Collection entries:
┌──

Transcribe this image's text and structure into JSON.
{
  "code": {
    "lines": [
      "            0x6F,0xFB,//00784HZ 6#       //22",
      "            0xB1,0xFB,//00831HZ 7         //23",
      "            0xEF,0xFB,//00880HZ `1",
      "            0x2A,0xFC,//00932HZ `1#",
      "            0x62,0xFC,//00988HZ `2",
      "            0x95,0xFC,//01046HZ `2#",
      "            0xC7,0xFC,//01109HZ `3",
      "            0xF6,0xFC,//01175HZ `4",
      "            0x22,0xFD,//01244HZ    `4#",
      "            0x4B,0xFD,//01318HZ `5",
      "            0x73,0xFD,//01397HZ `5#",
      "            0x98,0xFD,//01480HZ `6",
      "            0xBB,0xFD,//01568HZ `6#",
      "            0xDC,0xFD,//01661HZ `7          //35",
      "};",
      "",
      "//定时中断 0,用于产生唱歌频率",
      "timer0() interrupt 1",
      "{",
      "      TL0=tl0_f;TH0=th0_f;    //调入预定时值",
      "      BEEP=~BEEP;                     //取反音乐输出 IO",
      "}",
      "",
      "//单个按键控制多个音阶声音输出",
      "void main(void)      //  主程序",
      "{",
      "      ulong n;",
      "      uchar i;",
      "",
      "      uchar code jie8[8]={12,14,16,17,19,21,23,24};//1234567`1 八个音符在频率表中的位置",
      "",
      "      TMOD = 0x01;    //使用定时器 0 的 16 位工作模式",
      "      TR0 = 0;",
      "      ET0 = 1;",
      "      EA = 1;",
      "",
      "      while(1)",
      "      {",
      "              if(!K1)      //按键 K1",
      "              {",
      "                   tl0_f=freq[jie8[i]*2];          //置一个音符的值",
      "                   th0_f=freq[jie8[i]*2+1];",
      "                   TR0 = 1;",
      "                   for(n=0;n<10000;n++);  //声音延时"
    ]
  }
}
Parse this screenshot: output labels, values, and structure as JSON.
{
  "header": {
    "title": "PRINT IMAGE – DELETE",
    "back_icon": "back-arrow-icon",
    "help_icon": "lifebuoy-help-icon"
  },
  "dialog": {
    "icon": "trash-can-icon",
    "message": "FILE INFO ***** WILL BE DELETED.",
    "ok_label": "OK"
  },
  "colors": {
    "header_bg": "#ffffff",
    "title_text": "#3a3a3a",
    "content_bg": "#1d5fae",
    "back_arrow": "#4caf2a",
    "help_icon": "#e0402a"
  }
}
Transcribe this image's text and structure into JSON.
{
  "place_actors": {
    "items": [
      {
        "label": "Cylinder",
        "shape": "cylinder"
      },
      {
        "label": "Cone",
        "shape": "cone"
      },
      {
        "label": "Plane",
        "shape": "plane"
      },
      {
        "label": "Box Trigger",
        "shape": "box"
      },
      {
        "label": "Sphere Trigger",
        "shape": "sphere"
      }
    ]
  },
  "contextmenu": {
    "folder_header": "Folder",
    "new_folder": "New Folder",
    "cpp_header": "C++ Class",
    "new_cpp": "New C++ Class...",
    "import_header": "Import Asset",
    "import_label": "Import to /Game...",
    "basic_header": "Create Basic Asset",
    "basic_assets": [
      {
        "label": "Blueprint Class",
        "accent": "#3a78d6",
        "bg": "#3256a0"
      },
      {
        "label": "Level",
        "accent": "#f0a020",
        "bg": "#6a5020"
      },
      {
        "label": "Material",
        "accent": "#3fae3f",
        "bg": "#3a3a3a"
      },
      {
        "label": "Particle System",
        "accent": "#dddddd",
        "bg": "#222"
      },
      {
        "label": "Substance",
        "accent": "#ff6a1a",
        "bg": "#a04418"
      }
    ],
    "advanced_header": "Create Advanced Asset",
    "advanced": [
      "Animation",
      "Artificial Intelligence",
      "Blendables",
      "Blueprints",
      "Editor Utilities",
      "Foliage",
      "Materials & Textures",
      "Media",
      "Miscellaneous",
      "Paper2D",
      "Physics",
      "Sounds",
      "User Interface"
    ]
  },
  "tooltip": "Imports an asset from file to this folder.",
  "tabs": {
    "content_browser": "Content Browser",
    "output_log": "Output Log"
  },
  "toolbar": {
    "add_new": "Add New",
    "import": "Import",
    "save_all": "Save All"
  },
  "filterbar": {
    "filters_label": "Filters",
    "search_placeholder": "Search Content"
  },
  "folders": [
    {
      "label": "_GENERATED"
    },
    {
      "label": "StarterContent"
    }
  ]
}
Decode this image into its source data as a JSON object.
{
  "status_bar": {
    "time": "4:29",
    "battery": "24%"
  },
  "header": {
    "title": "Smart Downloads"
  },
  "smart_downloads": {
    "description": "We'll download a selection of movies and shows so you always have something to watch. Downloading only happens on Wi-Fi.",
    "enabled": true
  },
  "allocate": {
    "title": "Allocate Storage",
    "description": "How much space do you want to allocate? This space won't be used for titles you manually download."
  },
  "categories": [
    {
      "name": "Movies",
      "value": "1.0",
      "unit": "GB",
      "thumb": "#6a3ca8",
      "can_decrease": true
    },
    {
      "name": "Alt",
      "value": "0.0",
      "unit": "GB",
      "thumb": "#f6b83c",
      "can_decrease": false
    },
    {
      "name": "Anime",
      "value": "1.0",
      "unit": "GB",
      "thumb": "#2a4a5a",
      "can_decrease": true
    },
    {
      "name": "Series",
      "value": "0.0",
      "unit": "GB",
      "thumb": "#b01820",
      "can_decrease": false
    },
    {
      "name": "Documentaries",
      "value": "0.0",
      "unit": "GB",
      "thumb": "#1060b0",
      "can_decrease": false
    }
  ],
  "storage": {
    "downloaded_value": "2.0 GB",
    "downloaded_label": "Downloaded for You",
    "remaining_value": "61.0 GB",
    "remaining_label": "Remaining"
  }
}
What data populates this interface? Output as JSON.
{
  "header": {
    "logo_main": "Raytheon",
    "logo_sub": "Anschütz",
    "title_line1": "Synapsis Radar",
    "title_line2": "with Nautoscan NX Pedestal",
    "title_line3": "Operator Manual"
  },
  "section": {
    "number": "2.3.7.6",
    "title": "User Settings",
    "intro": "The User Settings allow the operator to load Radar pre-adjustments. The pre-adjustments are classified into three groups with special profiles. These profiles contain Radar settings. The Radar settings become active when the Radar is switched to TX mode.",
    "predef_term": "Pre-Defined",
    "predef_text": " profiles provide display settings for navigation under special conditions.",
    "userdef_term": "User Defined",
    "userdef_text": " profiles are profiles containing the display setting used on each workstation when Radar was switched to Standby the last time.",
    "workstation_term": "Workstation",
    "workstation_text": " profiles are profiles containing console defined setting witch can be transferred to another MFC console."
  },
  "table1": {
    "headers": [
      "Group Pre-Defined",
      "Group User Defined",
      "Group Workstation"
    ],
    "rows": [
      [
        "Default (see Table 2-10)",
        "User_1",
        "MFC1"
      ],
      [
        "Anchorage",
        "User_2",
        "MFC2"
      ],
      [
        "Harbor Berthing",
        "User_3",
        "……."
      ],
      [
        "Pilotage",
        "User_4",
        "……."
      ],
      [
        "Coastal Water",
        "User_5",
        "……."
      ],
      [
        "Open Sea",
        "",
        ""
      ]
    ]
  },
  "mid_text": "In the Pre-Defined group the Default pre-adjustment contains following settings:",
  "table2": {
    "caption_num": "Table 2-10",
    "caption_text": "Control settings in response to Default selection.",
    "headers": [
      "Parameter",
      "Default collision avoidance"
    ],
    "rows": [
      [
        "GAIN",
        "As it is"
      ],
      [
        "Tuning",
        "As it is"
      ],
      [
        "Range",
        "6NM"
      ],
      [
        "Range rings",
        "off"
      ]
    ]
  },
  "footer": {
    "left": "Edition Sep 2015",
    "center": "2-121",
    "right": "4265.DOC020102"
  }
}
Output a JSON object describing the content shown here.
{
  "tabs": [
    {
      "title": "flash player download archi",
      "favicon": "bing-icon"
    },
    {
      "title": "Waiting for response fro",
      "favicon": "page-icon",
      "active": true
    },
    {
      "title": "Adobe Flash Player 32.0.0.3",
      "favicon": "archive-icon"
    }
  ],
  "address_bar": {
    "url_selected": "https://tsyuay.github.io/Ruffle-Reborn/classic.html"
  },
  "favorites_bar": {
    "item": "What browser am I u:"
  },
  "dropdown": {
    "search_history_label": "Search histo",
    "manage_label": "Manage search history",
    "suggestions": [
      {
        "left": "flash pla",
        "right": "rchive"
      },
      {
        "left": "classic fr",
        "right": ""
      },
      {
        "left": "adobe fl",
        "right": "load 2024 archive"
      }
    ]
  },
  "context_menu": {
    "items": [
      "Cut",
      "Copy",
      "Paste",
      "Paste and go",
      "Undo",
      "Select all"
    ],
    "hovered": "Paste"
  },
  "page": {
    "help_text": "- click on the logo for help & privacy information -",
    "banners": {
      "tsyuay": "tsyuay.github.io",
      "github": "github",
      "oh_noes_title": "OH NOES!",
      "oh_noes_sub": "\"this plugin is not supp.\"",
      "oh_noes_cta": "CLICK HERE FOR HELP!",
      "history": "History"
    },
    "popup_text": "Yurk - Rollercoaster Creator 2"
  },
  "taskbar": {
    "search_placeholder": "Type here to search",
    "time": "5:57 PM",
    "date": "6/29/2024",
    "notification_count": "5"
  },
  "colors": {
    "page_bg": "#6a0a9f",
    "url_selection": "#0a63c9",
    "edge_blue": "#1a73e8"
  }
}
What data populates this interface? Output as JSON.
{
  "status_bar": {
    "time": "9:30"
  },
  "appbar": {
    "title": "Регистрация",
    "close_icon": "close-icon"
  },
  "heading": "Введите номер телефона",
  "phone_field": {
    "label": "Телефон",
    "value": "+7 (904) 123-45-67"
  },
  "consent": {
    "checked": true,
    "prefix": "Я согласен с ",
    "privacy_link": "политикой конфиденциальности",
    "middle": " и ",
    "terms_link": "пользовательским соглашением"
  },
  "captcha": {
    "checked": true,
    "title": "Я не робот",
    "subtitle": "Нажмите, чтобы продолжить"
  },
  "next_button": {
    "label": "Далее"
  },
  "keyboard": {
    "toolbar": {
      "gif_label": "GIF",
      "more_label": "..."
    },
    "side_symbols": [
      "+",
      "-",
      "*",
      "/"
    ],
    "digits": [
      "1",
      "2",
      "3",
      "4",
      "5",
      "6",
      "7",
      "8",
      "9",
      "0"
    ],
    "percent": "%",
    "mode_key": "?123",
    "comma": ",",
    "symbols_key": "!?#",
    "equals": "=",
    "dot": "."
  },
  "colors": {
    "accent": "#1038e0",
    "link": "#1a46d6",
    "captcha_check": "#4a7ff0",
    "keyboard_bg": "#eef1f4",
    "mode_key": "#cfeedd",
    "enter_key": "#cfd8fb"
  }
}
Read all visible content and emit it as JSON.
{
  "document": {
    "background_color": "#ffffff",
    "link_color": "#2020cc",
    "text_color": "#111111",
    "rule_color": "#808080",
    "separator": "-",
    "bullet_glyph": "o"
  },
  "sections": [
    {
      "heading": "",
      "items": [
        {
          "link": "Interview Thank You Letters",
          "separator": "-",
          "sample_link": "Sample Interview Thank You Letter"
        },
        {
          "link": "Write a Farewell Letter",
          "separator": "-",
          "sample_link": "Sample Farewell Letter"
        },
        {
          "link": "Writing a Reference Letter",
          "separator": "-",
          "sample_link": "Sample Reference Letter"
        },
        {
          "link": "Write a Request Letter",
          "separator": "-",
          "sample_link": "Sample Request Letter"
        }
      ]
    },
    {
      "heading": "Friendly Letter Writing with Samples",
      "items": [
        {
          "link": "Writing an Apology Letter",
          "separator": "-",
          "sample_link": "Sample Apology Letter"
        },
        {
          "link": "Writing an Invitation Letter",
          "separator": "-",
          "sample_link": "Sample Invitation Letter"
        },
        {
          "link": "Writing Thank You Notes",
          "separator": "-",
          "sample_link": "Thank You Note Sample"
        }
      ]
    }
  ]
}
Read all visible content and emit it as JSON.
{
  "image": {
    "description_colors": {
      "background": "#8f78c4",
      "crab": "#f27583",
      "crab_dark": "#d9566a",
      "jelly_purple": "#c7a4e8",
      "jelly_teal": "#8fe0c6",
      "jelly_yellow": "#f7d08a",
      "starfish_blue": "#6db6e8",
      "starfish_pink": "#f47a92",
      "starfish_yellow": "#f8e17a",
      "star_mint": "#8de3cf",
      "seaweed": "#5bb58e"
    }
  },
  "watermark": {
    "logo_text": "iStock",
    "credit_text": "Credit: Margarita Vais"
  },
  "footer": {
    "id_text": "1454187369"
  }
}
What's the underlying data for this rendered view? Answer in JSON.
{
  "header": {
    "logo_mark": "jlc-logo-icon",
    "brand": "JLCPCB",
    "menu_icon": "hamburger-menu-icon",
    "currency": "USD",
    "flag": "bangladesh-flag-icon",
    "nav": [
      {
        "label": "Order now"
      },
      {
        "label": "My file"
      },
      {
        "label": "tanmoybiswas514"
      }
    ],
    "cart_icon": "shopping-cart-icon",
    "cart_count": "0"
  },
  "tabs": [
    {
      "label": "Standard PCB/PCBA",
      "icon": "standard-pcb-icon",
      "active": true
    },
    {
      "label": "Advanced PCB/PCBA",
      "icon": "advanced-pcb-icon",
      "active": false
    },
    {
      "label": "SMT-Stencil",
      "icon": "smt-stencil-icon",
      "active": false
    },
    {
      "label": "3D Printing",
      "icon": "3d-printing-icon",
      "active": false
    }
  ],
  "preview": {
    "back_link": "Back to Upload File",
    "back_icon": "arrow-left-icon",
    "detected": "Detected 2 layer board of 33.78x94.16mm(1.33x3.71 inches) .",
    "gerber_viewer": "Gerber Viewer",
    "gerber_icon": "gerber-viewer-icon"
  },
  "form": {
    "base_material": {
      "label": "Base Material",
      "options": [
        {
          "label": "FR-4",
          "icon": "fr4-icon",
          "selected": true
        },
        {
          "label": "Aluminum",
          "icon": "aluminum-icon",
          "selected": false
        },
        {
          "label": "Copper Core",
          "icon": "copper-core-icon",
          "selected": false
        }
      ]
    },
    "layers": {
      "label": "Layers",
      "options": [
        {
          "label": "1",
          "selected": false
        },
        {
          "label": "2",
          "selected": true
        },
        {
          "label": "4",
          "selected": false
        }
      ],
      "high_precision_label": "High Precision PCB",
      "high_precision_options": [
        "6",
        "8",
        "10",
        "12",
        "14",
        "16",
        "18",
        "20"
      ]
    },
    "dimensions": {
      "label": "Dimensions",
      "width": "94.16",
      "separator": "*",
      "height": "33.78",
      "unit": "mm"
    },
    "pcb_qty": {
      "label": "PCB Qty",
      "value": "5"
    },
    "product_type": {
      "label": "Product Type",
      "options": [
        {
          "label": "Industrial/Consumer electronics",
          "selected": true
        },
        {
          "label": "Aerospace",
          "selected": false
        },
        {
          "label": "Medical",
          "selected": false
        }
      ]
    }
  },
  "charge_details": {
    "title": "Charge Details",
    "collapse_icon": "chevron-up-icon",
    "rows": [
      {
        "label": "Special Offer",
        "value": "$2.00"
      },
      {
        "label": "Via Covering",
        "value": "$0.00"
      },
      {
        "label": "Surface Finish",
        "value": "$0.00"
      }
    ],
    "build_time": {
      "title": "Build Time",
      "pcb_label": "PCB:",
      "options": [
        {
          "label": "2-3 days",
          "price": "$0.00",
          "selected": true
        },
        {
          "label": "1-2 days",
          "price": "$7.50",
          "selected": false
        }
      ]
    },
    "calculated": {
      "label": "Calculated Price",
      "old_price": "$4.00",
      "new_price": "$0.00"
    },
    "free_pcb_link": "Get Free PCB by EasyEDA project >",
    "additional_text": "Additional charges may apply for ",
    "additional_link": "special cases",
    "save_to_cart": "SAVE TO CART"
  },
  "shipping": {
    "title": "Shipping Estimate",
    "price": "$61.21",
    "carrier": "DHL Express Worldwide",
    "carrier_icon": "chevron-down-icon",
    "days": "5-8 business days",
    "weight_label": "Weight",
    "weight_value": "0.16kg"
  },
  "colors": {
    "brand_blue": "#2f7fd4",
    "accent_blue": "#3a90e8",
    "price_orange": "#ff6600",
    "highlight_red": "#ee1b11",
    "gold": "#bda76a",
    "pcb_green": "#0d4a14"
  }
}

└──

Aim:
Display every line of the listing that contains the string "left".

Response below:
    "left": "Edition Sep 2015",
        "left": "flash pla",
        "left": "classic fr",
        "left": "adobe fl",
    "back_icon": "arrow-left-icon",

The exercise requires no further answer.